[Task instructions] From the records below, copy every line that contains the word "heading".

------ Extracted information ------

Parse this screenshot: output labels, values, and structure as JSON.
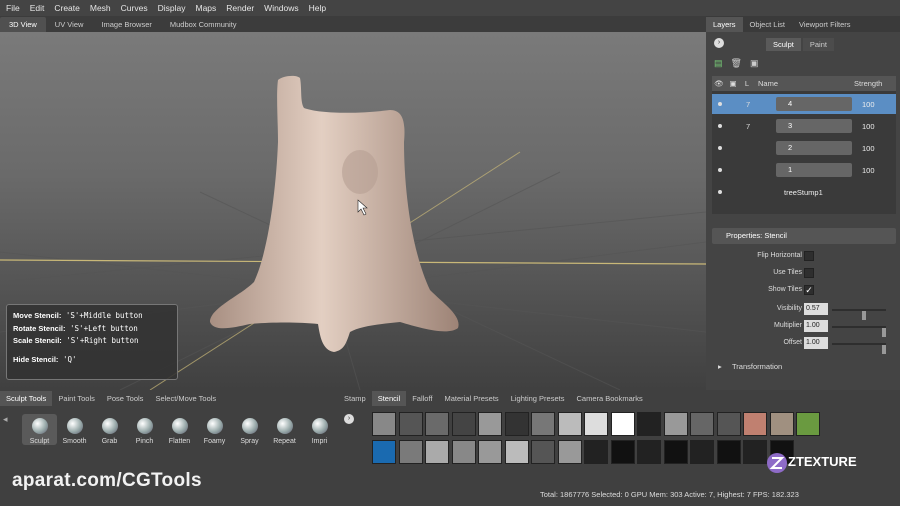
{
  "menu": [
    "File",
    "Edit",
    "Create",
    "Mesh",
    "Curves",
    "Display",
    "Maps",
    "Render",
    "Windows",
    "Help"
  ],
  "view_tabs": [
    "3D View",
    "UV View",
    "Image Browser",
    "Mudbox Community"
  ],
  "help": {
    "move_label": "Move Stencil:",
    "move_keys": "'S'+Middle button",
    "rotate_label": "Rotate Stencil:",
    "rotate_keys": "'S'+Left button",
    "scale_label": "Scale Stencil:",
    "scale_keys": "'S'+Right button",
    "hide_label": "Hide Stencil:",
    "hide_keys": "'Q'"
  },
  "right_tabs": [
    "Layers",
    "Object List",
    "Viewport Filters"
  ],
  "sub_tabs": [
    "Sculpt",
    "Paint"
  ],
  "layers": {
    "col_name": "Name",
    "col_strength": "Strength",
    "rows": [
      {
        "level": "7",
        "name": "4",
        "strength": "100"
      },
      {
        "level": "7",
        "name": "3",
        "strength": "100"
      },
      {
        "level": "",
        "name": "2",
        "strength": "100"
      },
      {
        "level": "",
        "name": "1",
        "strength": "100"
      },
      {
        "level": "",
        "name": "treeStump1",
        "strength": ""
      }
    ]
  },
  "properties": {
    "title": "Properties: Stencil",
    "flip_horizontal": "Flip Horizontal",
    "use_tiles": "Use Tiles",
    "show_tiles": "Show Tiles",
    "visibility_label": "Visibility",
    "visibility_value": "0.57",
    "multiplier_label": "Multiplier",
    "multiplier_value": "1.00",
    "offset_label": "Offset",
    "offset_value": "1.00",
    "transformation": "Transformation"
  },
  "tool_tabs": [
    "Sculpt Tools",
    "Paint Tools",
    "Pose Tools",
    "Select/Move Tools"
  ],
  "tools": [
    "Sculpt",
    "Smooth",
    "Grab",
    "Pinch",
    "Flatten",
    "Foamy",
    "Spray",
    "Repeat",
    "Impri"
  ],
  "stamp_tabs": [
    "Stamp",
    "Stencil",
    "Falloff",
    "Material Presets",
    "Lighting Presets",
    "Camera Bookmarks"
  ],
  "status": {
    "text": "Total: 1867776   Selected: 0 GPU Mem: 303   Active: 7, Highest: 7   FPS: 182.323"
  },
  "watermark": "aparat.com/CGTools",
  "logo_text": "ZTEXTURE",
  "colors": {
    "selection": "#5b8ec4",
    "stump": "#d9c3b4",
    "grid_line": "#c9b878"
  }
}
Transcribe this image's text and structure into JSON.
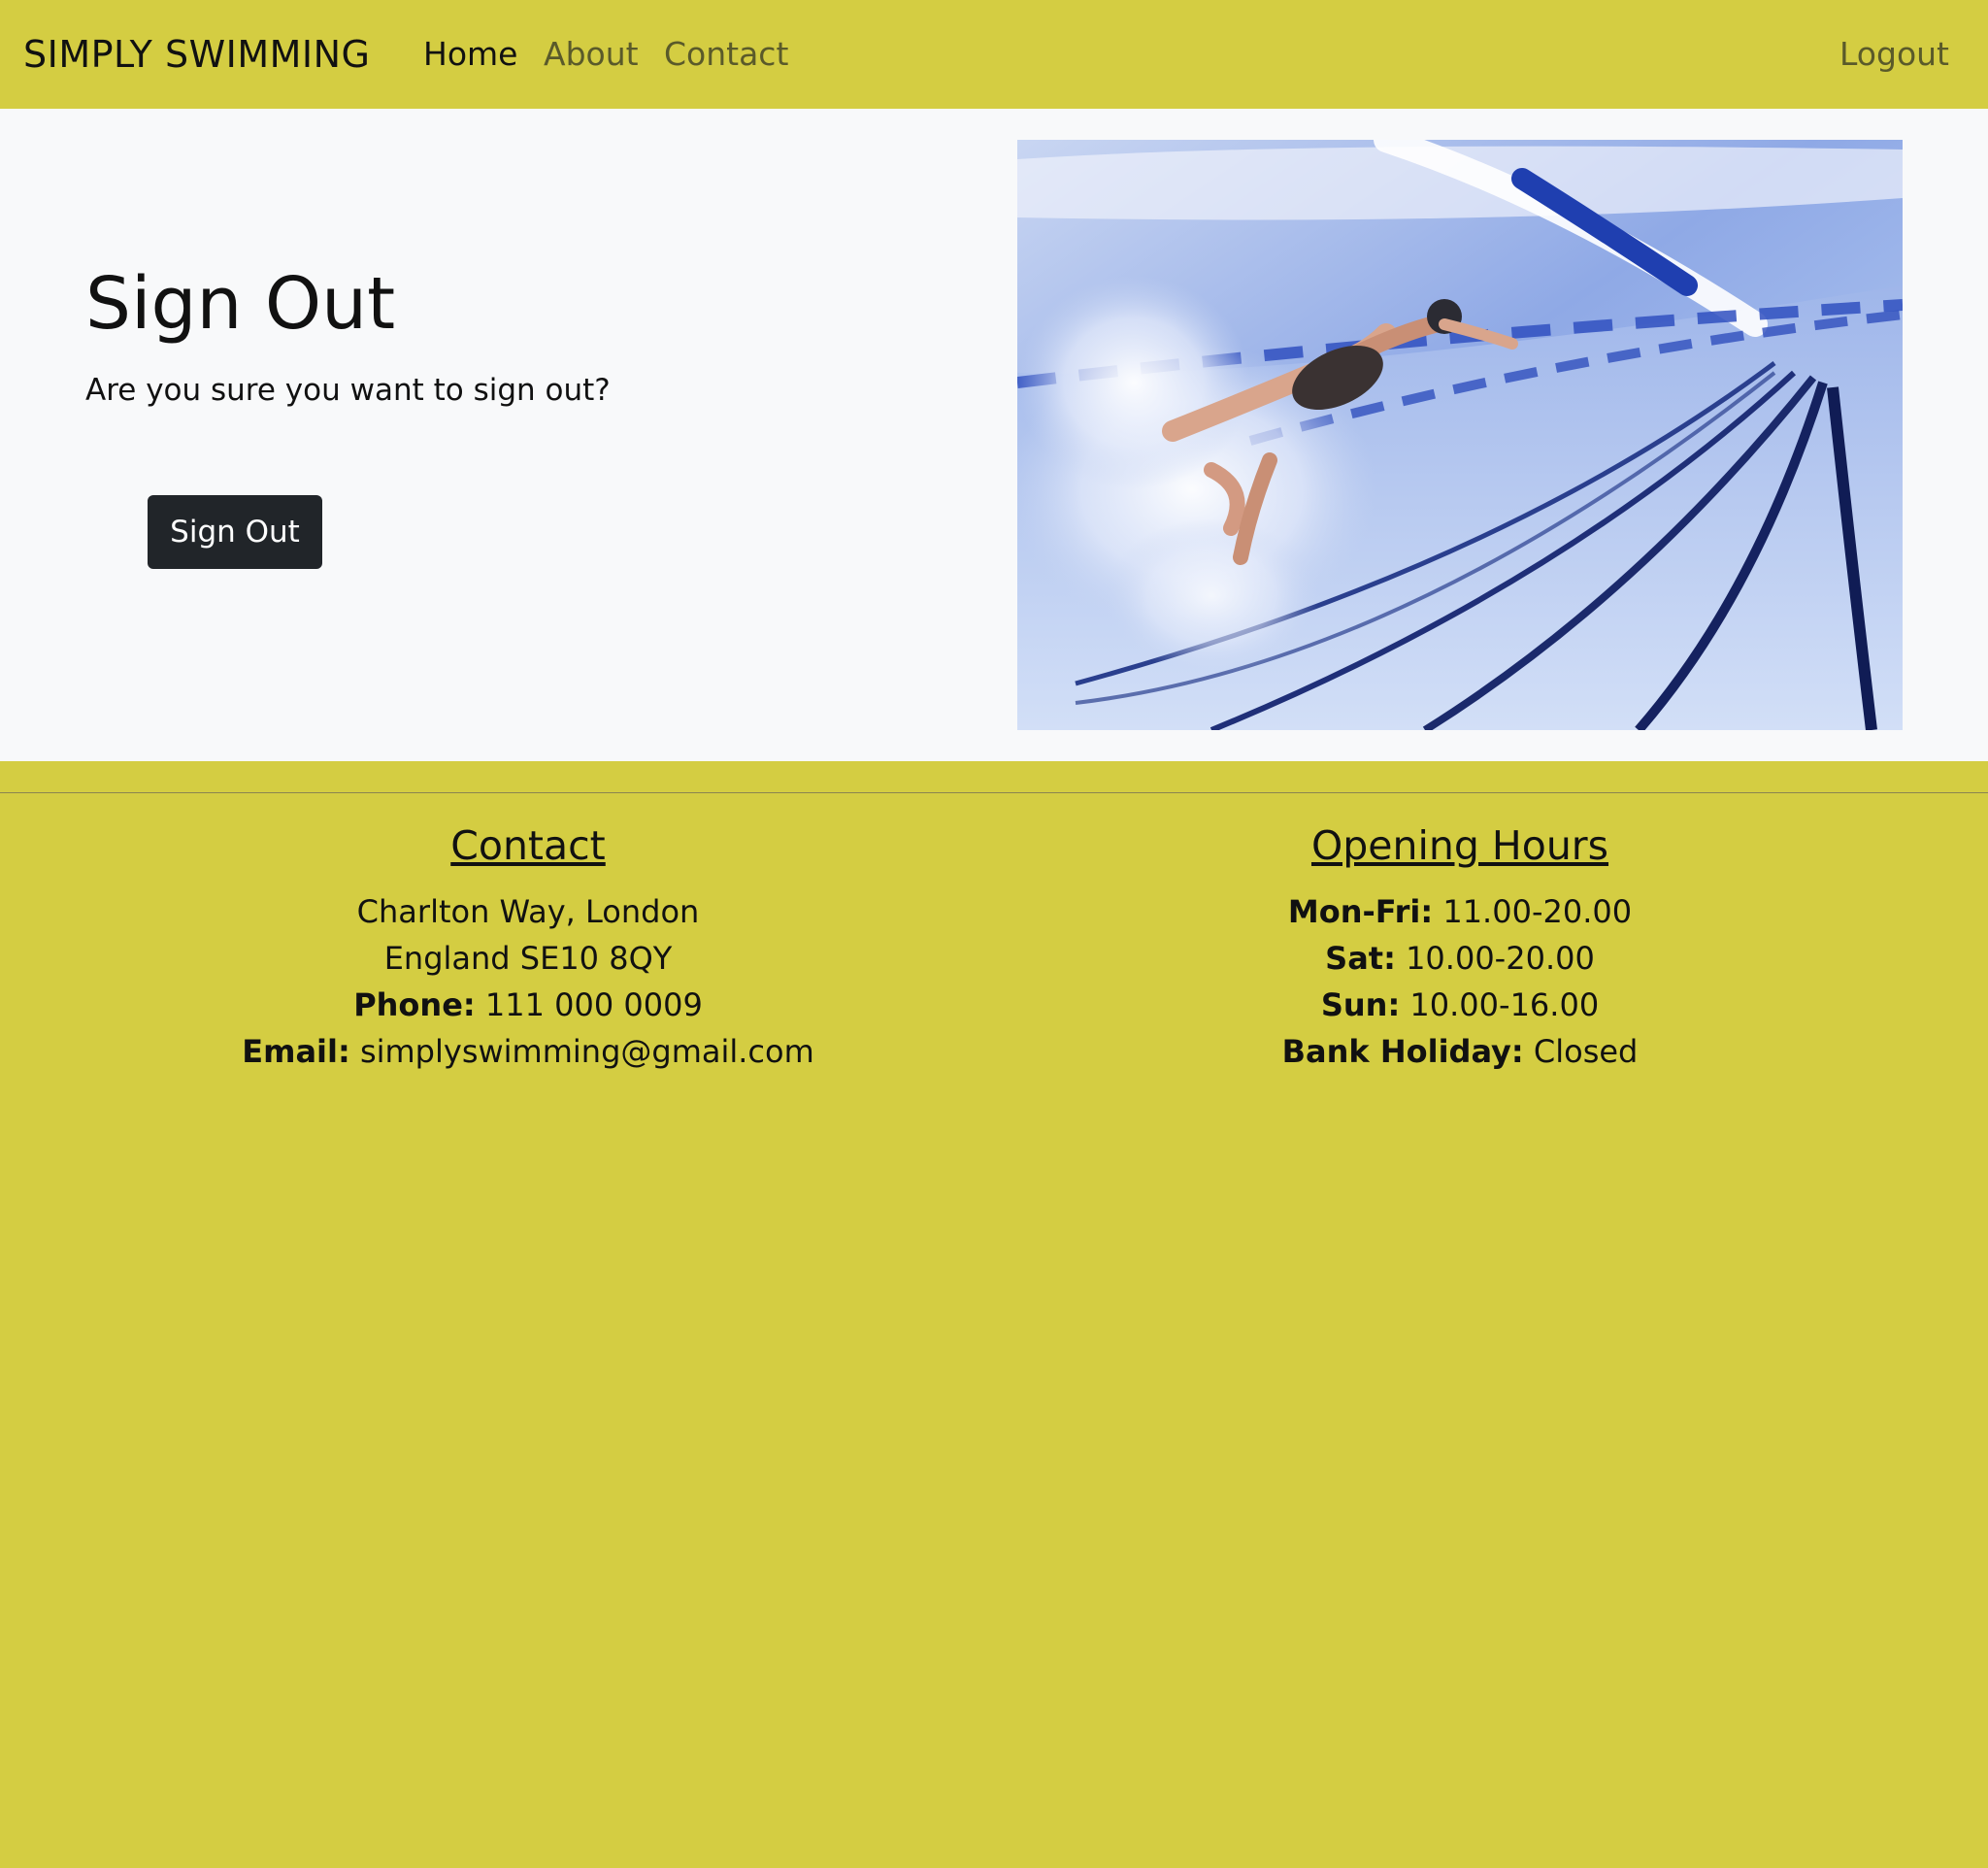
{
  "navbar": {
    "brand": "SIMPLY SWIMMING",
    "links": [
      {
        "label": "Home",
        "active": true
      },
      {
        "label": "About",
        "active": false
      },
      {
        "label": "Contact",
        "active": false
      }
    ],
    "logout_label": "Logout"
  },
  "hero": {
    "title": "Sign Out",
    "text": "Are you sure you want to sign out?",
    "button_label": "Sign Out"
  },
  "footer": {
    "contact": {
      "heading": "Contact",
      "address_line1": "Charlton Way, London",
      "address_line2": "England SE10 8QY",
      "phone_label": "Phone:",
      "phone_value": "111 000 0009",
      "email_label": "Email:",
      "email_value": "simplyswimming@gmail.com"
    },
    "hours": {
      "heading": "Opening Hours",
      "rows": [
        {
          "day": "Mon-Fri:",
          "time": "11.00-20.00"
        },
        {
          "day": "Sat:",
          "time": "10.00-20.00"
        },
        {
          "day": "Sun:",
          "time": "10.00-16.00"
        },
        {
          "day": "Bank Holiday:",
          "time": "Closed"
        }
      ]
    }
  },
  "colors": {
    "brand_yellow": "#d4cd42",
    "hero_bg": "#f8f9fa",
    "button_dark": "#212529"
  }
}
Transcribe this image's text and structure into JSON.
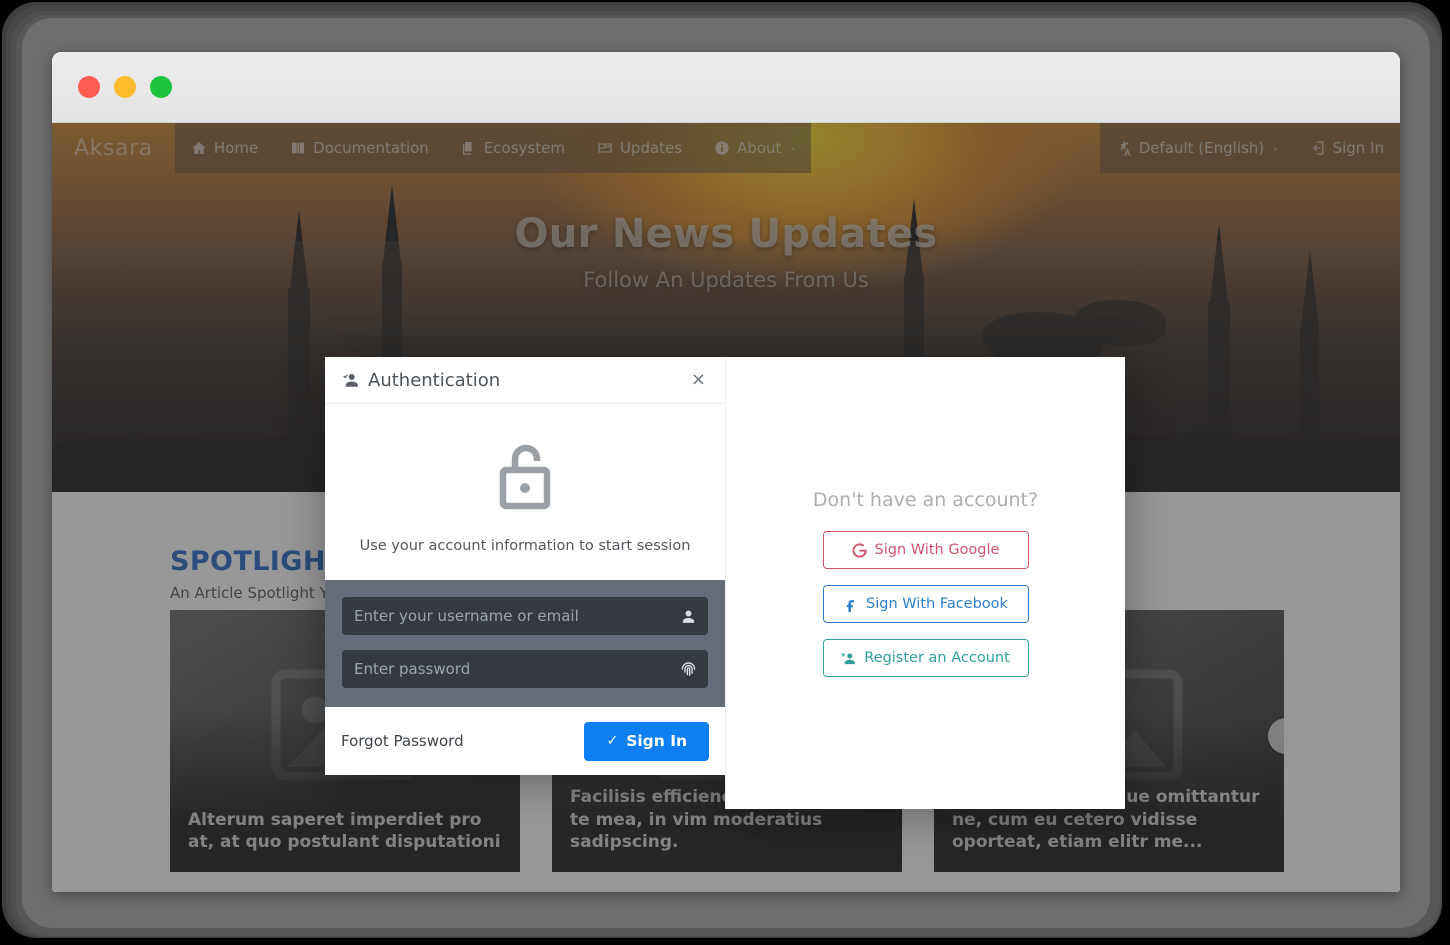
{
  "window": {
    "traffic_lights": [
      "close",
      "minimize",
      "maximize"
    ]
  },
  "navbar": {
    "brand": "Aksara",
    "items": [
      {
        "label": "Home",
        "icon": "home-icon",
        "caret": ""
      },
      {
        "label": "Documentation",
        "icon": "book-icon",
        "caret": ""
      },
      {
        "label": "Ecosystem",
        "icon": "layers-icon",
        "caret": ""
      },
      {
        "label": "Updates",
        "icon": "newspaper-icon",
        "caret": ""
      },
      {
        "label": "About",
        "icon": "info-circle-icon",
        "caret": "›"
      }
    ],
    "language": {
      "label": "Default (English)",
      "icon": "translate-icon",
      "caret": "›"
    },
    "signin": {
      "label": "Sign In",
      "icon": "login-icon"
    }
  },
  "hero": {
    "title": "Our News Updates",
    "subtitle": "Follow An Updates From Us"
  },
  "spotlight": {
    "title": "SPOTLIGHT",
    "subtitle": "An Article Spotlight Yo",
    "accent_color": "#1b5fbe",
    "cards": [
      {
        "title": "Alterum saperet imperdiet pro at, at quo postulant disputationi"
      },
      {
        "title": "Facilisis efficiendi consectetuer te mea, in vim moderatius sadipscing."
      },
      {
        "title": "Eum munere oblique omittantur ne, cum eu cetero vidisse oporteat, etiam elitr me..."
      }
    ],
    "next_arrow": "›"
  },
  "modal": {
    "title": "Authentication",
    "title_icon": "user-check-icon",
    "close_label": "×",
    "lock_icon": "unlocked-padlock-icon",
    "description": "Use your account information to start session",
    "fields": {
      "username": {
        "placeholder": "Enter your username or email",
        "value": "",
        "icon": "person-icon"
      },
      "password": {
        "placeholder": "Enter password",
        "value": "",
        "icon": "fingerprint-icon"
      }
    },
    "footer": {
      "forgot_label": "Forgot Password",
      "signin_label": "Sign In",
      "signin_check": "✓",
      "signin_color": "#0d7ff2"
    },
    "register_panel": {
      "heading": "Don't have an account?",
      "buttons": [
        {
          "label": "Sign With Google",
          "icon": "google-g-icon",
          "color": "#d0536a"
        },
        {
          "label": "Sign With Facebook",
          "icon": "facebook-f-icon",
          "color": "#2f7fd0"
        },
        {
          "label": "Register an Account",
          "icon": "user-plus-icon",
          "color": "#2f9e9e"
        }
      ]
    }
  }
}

------

[Output for this exercise]
      "heading": "Contact",
      "heading": "Opening Hours",
      "heading": "Don't have an account?",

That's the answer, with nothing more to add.